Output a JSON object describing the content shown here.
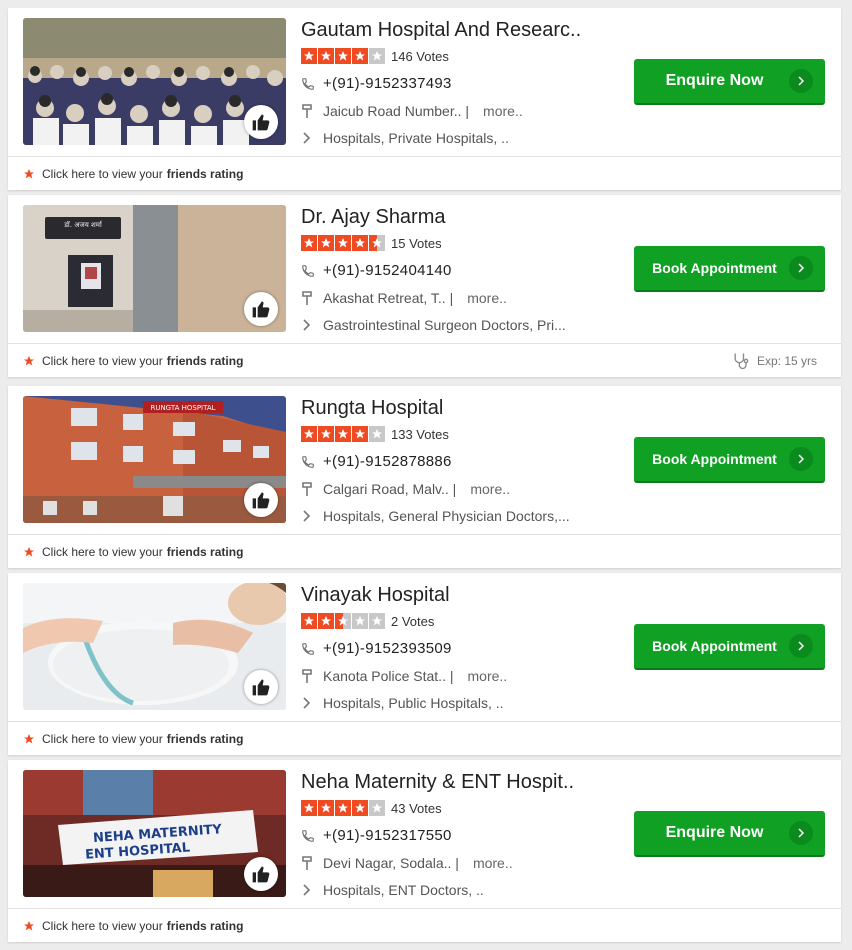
{
  "listings": [
    {
      "title": "Gautam Hospital And Researc..",
      "rating": 4,
      "votes": "146 Votes",
      "phone": "+(91)-9152337493",
      "address": "Jaicub Road Number.. |",
      "more": "more..",
      "categories": "Hospitals, Private Hospitals,  ..",
      "cta": "Enquire Now",
      "footer_text": "Click here to view your",
      "footer_bold": "friends rating"
    },
    {
      "title": "Dr. Ajay Sharma",
      "rating": 4.5,
      "votes": "15 Votes",
      "phone": "+(91)-9152404140",
      "address": "Akashat Retreat, T.. |",
      "more": "more..",
      "categories": "Gastrointestinal Surgeon Doctors, Pri...",
      "cta": "Book Appointment",
      "footer_text": "Click here to view your",
      "footer_bold": "friends rating",
      "experience": "Exp: 15 yrs",
      "sign_text": "डॉ. अजय शर्मा"
    },
    {
      "title": "Rungta Hospital",
      "rating": 4,
      "votes": "133 Votes",
      "phone": "+(91)-9152878886",
      "address": "Calgari Road, Malv.. |",
      "more": "more..",
      "categories": "Hospitals, General Physician Doctors,...",
      "cta": "Book Appointment",
      "footer_text": "Click here to view your",
      "footer_bold": "friends rating",
      "sign_text": "RUNGTA HOSPITAL"
    },
    {
      "title": "Vinayak Hospital",
      "rating": 2.5,
      "votes": "2 Votes",
      "phone": "+(91)-9152393509",
      "address": "Kanota Police Stat.. |",
      "more": "more..",
      "categories": "Hospitals, Public Hospitals,  ..",
      "cta": "Book Appointment",
      "footer_text": "Click here to view your",
      "footer_bold": "friends rating"
    },
    {
      "title": "Neha Maternity & ENT Hospit..",
      "rating": 4,
      "votes": "43 Votes",
      "phone": "+(91)-9152317550",
      "address": "Devi Nagar, Sodala.. |",
      "more": "more..",
      "categories": "Hospitals, ENT Doctors,  ..",
      "cta": "Enquire Now",
      "footer_text": "Click here to view your",
      "footer_bold": "friends rating",
      "sign_line1": "NEHA MATERNITY",
      "sign_line2": "ENT HOSPITAL"
    }
  ],
  "colors": {
    "star_on": "#f04a23",
    "star_off": "#c8c8c8",
    "cta_green": "#0fa024"
  },
  "icons": [
    "phone-icon",
    "map-pin-icon",
    "chevron-right-icon",
    "star-icon",
    "thumbs-up-icon",
    "stethoscope-icon"
  ]
}
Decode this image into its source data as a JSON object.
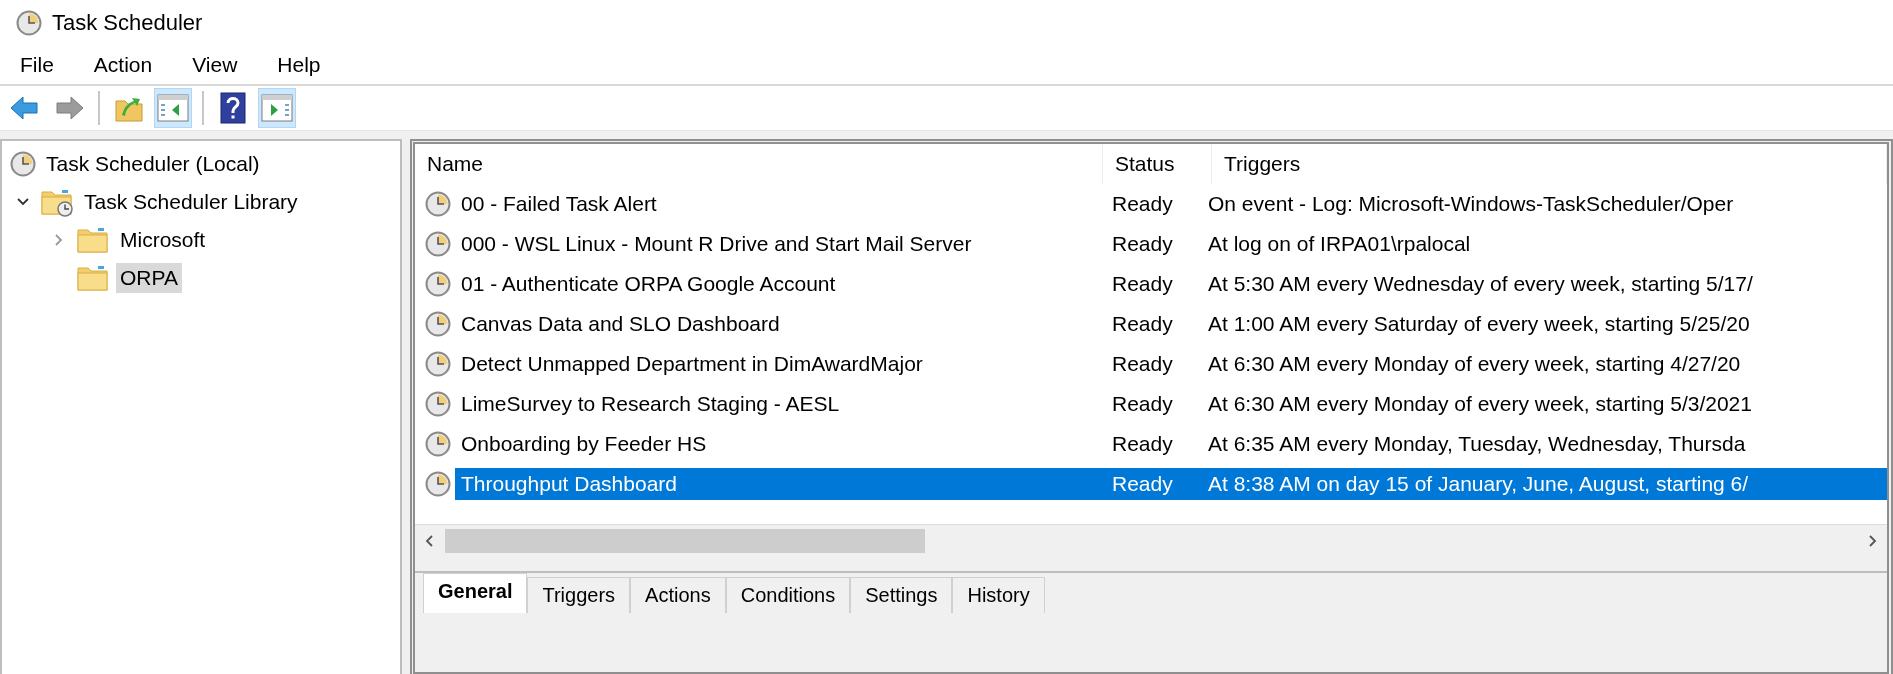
◆ ◆ ◆
→ **Problem to work on**: Leave out the pictures and copy everything else in the records word for word.

→ **Expected output**:
Output a JSON object describing the content shown here.
{
  "listings": [
    {
      "title": "Gautam Hospital And Researc..",
      "rating": 4,
      "votes": "146 Votes",
      "phone": "+(91)-9152337493",
      "address": "Jaicub Road Number.. |",
      "more": "more..",
      "categories": "Hospitals, Private Hospitals,  ..",
      "cta": "Enquire Now",
      "footer_text": "Click here to view your",
      "footer_bold": "friends rating"
    },
    {
      "title": "Dr. Ajay Sharma",
      "rating": 4.5,
      "votes": "15 Votes",
      "phone": "+(91)-9152404140",
      "address": "Akashat Retreat, T.. |",
      "more": "more..",
      "categories": "Gastrointestinal Surgeon Doctors, Pri...",
      "cta": "Book Appointment",
      "footer_text": "Click here to view your",
      "footer_bold": "friends rating",
      "experience": "Exp: 15 yrs",
      "sign_text": "डॉ. अजय शर्मा"
    },
    {
      "title": "Rungta Hospital",
      "rating": 4,
      "votes": "133 Votes",
      "phone": "+(91)-9152878886",
      "address": "Calgari Road, Malv.. |",
      "more": "more..",
      "categories": "Hospitals, General Physician Doctors,...",
      "cta": "Book Appointment",
      "footer_text": "Click here to view your",
      "footer_bold": "friends rating",
      "sign_text": "RUNGTA HOSPITAL"
    },
    {
      "title": "Vinayak Hospital",
      "rating": 2.5,
      "votes": "2 Votes",
      "phone": "+(91)-9152393509",
      "address": "Kanota Police Stat.. |",
      "more": "more..",
      "categories": "Hospitals, Public Hospitals,  ..",
      "cta": "Book Appointment",
      "footer_text": "Click here to view your",
      "footer_bold": "friends rating"
    },
    {
      "title": "Neha Maternity & ENT Hospit..",
      "rating": 4,
      "votes": "43 Votes",
      "phone": "+(91)-9152317550",
      "address": "Devi Nagar, Sodala.. |",
      "more": "more..",
      "categories": "Hospitals, ENT Doctors,  ..",
      "cta": "Enquire Now",
      "footer_text": "Click here to view your",
      "footer_bold": "friends rating",
      "sign_line1": "NEHA MATERNITY",
      "sign_line2": "ENT HOSPITAL"
    }
  ],
  "colors": {
    "star_on": "#f04a23",
    "star_off": "#c8c8c8",
    "cta_green": "#0fa024"
  },
  "icons": [
    "phone-icon",
    "map-pin-icon",
    "chevron-right-icon",
    "star-icon",
    "thumbs-up-icon",
    "stethoscope-icon"
  ]
}
Decode this image into its source data as a JSON object.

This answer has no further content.